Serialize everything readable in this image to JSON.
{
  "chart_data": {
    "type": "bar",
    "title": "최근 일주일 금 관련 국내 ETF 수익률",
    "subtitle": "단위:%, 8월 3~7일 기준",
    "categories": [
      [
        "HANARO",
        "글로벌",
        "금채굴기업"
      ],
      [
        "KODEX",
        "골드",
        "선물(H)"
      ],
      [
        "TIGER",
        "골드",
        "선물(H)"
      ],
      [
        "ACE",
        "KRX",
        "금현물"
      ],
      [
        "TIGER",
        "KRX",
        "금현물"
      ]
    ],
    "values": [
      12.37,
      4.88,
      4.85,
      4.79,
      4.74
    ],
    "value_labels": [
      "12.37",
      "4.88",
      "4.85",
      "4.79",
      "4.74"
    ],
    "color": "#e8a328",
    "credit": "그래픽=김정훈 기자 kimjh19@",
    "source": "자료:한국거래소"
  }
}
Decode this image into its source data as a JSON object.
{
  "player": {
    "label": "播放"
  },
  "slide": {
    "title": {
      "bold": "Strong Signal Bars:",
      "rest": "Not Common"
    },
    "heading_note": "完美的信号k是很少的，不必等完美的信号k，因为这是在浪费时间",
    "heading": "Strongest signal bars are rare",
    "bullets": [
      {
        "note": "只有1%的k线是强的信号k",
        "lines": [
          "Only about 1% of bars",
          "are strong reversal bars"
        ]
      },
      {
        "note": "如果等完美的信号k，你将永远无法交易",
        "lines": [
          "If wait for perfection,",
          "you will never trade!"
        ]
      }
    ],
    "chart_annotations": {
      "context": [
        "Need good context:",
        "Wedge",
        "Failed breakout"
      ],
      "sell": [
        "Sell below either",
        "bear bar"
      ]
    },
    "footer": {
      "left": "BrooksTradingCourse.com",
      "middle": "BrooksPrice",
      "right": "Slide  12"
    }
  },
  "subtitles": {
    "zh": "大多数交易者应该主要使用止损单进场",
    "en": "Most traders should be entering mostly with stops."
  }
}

========

## Objective
Search the listing above for the string "this". Copy every line that contains it.

## Problem solution
Serialize everything readable in this image to JSON.
Decode this image into its source data as a JSON object.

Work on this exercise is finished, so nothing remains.